THE EXERCISE:
Copy out lines with the word "BACK" from the material that follows.

DATA FOR PROCESSING:
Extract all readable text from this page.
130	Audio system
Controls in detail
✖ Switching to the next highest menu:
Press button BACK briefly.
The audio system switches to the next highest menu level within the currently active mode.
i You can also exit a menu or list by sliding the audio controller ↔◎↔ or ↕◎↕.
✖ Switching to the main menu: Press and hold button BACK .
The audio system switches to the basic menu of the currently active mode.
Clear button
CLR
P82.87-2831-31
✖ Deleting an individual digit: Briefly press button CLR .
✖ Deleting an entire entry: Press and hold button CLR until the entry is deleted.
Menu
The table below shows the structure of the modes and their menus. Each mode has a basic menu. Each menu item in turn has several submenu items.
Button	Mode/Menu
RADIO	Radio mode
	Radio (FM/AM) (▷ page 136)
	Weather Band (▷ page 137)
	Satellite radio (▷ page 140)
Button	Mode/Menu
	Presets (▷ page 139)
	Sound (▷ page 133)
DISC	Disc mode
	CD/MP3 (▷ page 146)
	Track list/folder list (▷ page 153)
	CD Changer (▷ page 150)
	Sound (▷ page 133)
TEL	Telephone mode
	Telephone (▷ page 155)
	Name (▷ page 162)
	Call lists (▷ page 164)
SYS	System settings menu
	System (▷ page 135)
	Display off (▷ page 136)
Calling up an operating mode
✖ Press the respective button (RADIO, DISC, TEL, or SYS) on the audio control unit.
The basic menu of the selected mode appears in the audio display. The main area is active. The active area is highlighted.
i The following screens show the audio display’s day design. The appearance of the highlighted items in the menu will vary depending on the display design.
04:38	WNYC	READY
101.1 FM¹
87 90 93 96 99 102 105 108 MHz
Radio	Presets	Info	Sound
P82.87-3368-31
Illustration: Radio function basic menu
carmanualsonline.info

WRITTEN ANSWER:
Press button BACK briefly.
✖ Switching to the main menu: Press and hold button BACK .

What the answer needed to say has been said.